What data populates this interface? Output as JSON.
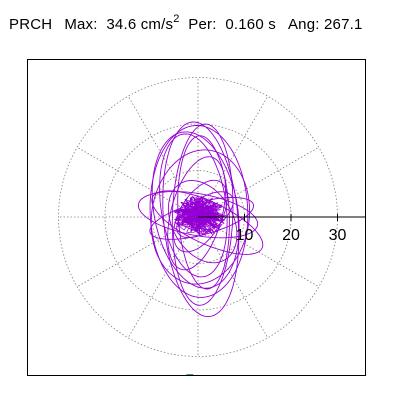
{
  "header": {
    "station": "PRCH",
    "max_label": "Max:",
    "max_value": "34.6 cm/s",
    "max_exp": "2",
    "per_label": "Per:",
    "per_value": "0.160 s",
    "ang_label": "Ang:",
    "ang_value": "267.1"
  },
  "chart_data": {
    "type": "polar-particle-motion",
    "title": "",
    "radial_ticks": [
      10,
      20,
      30
    ],
    "radial_tick_labels": [
      "10",
      "20",
      "30"
    ],
    "grid": "dotted",
    "grid_spokes_deg": [
      0,
      30,
      60,
      90,
      120,
      150,
      180,
      210,
      240,
      270,
      300,
      330
    ],
    "max_value": 34.6,
    "max_units": "cm/s^2",
    "period_s": 0.16,
    "angle_deg": 267.1,
    "colors": {
      "trace": "#9400D3",
      "grid": "#808080",
      "axis": "#000000",
      "marker": "#009473"
    },
    "trace_ellipses": [
      {
        "a": 21.0,
        "b": 8.0,
        "rot": 95,
        "cx": 0.6,
        "cy": -0.5
      },
      {
        "a": 18.5,
        "b": 10.5,
        "rot": 92,
        "cx": 0.2,
        "cy": 1.2
      },
      {
        "a": 19.5,
        "b": 6.5,
        "rot": 88,
        "cx": 1.0,
        "cy": 0.5
      },
      {
        "a": 17.0,
        "b": 9.0,
        "rot": 100,
        "cx": -0.5,
        "cy": 1.5
      },
      {
        "a": 14.5,
        "b": 10.5,
        "rot": 82,
        "cx": 0.5,
        "cy": 0.0
      },
      {
        "a": 16.5,
        "b": 5.5,
        "rot": 93,
        "cx": 1.2,
        "cy": 1.0
      },
      {
        "a": 12.5,
        "b": 5.5,
        "rot": 75,
        "cx": -0.3,
        "cy": 0.8
      },
      {
        "a": 13.0,
        "b": 4.5,
        "rot": 170,
        "cx": 0.0,
        "cy": 0.5
      },
      {
        "a": 11.5,
        "b": 3.5,
        "rot": 15,
        "cx": 0.8,
        "cy": -0.3
      },
      {
        "a": 13.0,
        "b": 4.5,
        "rot": 155,
        "cx": 2.0,
        "cy": -1.2
      },
      {
        "a": 9.5,
        "b": 6.5,
        "rot": 120,
        "cx": 1.0,
        "cy": -1.0
      },
      {
        "a": 8.5,
        "b": 4.5,
        "rot": 60,
        "cx": 0.5,
        "cy": 0.2
      },
      {
        "a": 15.5,
        "b": 7.0,
        "rot": 98,
        "cx": -1.0,
        "cy": 2.5
      },
      {
        "a": 7.0,
        "b": 3.5,
        "rot": 35,
        "cx": 1.5,
        "cy": 0.5
      }
    ],
    "core_scribble": {
      "count": 260,
      "radius": 5.0,
      "center": [
        0.4,
        0.2
      ]
    },
    "peak_marker": {
      "r": 34.6,
      "angle_deg": 267.1
    }
  }
}
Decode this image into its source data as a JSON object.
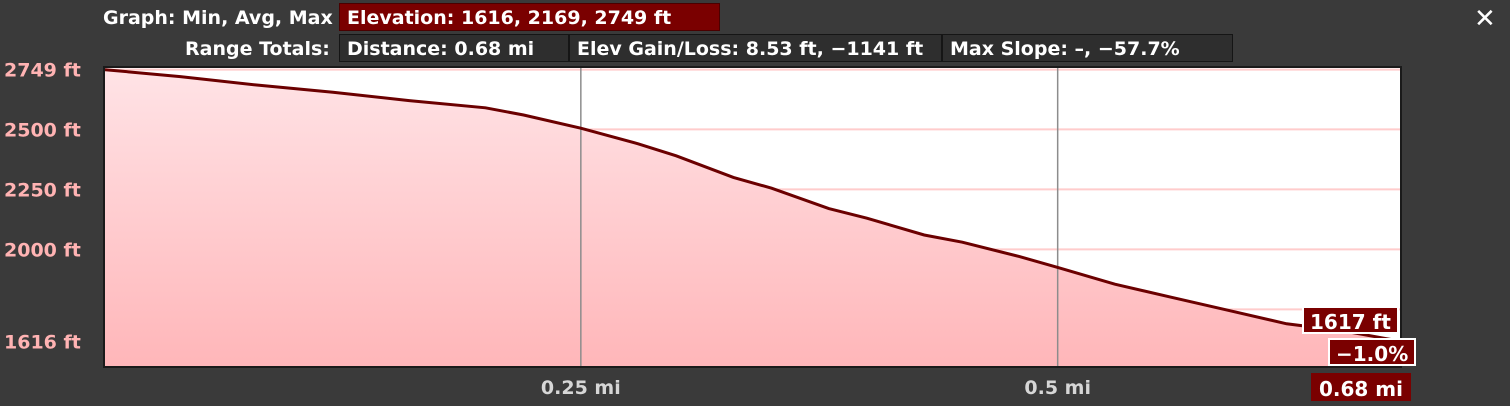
{
  "header": {
    "graph_label": "Graph: Min, Avg, Max",
    "elevation_value": "Elevation: 1616, 2169, 2749 ft",
    "range_label": "Range Totals:",
    "distance_value": "Distance: 0.68 mi",
    "gain_loss_value": "Elev Gain/Loss: 8.53 ft, −1141 ft",
    "slope_value": "Max Slope: –, −57.7%"
  },
  "close_icon": "close-icon",
  "cursor": {
    "elevation_label": "1617 ft",
    "slope_label": "−1.0%",
    "distance_label": "0.68 mi"
  },
  "colors": {
    "line": "#6b0000",
    "fill_top": "#ffe3e6",
    "fill_bottom": "#ffb6b9",
    "grid_h": "#ffcccc",
    "grid_v": "#8c8c8c",
    "accent": "#7a0000"
  },
  "chart_data": {
    "type": "area",
    "title": "",
    "xlabel": "",
    "ylabel": "",
    "x_unit": "mi",
    "y_unit": "ft",
    "xlim": [
      0,
      0.68
    ],
    "ylim": [
      1510,
      2760
    ],
    "y_ticks": [
      {
        "value": 2749,
        "label": "2749 ft"
      },
      {
        "value": 2500,
        "label": "2500 ft"
      },
      {
        "value": 2250,
        "label": "2250 ft"
      },
      {
        "value": 2000,
        "label": "2000 ft"
      },
      {
        "value": 1616,
        "label": "1616 ft"
      }
    ],
    "y_grid_extra": [
      1750
    ],
    "x_ticks": [
      {
        "value": 0.25,
        "label": "0.25 mi"
      },
      {
        "value": 0.5,
        "label": "0.5 mi"
      }
    ],
    "series": [
      {
        "x": [
          0,
          0.04,
          0.08,
          0.12,
          0.16,
          0.2,
          0.22,
          0.25,
          0.28,
          0.3,
          0.33,
          0.35,
          0.38,
          0.4,
          0.43,
          0.45,
          0.48,
          0.5,
          0.53,
          0.56,
          0.59,
          0.62,
          0.65,
          0.68
        ],
        "y": [
          2749,
          2720,
          2685,
          2655,
          2620,
          2590,
          2560,
          2505,
          2440,
          2390,
          2300,
          2255,
          2170,
          2130,
          2060,
          2030,
          1970,
          1925,
          1855,
          1800,
          1745,
          1690,
          1660,
          1617
        ]
      }
    ],
    "grid": true,
    "legend": "none",
    "cursor_x": 0.68,
    "cursor_y": 1617
  }
}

::::::::

Required task:
Reproduce the entries above word for word. Pictures stay out.

Exercise solution:
What data populates this interface? Output as JSON.
{
  "header": {
    "station": "PRCH",
    "max_label": "Max:",
    "max_value": "34.6 cm/s",
    "max_exp": "2",
    "per_label": "Per:",
    "per_value": "0.160 s",
    "ang_label": "Ang:",
    "ang_value": "267.1"
  },
  "chart_data": {
    "type": "polar-particle-motion",
    "title": "",
    "radial_ticks": [
      10,
      20,
      30
    ],
    "radial_tick_labels": [
      "10",
      "20",
      "30"
    ],
    "grid": "dotted",
    "grid_spokes_deg": [
      0,
      30,
      60,
      90,
      120,
      150,
      180,
      210,
      240,
      270,
      300,
      330
    ],
    "max_value": 34.6,
    "max_units": "cm/s^2",
    "period_s": 0.16,
    "angle_deg": 267.1,
    "colors": {
      "trace": "#9400D3",
      "grid": "#808080",
      "axis": "#000000",
      "marker": "#009473"
    },
    "trace_ellipses": [
      {
        "a": 21.0,
        "b": 8.0,
        "rot": 95,
        "cx": 0.6,
        "cy": -0.5
      },
      {
        "a": 18.5,
        "b": 10.5,
        "rot": 92,
        "cx": 0.2,
        "cy": 1.2
      },
      {
        "a": 19.5,
        "b": 6.5,
        "rot": 88,
        "cx": 1.0,
        "cy": 0.5
      },
      {
        "a": 17.0,
        "b": 9.0,
        "rot": 100,
        "cx": -0.5,
        "cy": 1.5
      },
      {
        "a": 14.5,
        "b": 10.5,
        "rot": 82,
        "cx": 0.5,
        "cy": 0.0
      },
      {
        "a": 16.5,
        "b": 5.5,
        "rot": 93,
        "cx": 1.2,
        "cy": 1.0
      },
      {
        "a": 12.5,
        "b": 5.5,
        "rot": 75,
        "cx": -0.3,
        "cy": 0.8
      },
      {
        "a": 13.0,
        "b": 4.5,
        "rot": 170,
        "cx": 0.0,
        "cy": 0.5
      },
      {
        "a": 11.5,
        "b": 3.5,
        "rot": 15,
        "cx": 0.8,
        "cy": -0.3
      },
      {
        "a": 13.0,
        "b": 4.5,
        "rot": 155,
        "cx": 2.0,
        "cy": -1.2
      },
      {
        "a": 9.5,
        "b": 6.5,
        "rot": 120,
        "cx": 1.0,
        "cy": -1.0
      },
      {
        "a": 8.5,
        "b": 4.5,
        "rot": 60,
        "cx": 0.5,
        "cy": 0.2
      },
      {
        "a": 15.5,
        "b": 7.0,
        "rot": 98,
        "cx": -1.0,
        "cy": 2.5
      },
      {
        "a": 7.0,
        "b": 3.5,
        "rot": 35,
        "cx": 1.5,
        "cy": 0.5
      }
    ],
    "core_scribble": {
      "count": 260,
      "radius": 5.0,
      "center": [
        0.4,
        0.2
      ]
    },
    "peak_marker": {
      "r": 34.6,
      "angle_deg": 267.1
    }
  }
}
Decode this image into its source data as a JSON object.
{
  "header": {
    "graph_label": "Graph: Min, Avg, Max",
    "elevation_value": "Elevation: 1616, 2169, 2749 ft",
    "range_label": "Range Totals:",
    "distance_value": "Distance: 0.68 mi",
    "gain_loss_value": "Elev Gain/Loss: 8.53 ft, −1141 ft",
    "slope_value": "Max Slope: –, −57.7%"
  },
  "close_icon": "close-icon",
  "cursor": {
    "elevation_label": "1617 ft",
    "slope_label": "−1.0%",
    "distance_label": "0.68 mi"
  },
  "colors": {
    "line": "#6b0000",
    "fill_top": "#ffe3e6",
    "fill_bottom": "#ffb6b9",
    "grid_h": "#ffcccc",
    "grid_v": "#8c8c8c",
    "accent": "#7a0000"
  },
  "chart_data": {
    "type": "area",
    "title": "",
    "xlabel": "",
    "ylabel": "",
    "x_unit": "mi",
    "y_unit": "ft",
    "xlim": [
      0,
      0.68
    ],
    "ylim": [
      1510,
      2760
    ],
    "y_ticks": [
      {
        "value": 2749,
        "label": "2749 ft"
      },
      {
        "value": 2500,
        "label": "2500 ft"
      },
      {
        "value": 2250,
        "label": "2250 ft"
      },
      {
        "value": 2000,
        "label": "2000 ft"
      },
      {
        "value": 1616,
        "label": "1616 ft"
      }
    ],
    "y_grid_extra": [
      1750
    ],
    "x_ticks": [
      {
        "value": 0.25,
        "label": "0.25 mi"
      },
      {
        "value": 0.5,
        "label": "0.5 mi"
      }
    ],
    "series": [
      {
        "x": [
          0,
          0.04,
          0.08,
          0.12,
          0.16,
          0.2,
          0.22,
          0.25,
          0.28,
          0.3,
          0.33,
          0.35,
          0.38,
          0.4,
          0.43,
          0.45,
          0.48,
          0.5,
          0.53,
          0.56,
          0.59,
          0.62,
          0.65,
          0.68
        ],
        "y": [
          2749,
          2720,
          2685,
          2655,
          2620,
          2590,
          2560,
          2505,
          2440,
          2390,
          2300,
          2255,
          2170,
          2130,
          2060,
          2030,
          1970,
          1925,
          1855,
          1800,
          1745,
          1690,
          1660,
          1617
        ]
      }
    ],
    "grid": true,
    "legend": "none",
    "cursor_x": 0.68,
    "cursor_y": 1617
  }
}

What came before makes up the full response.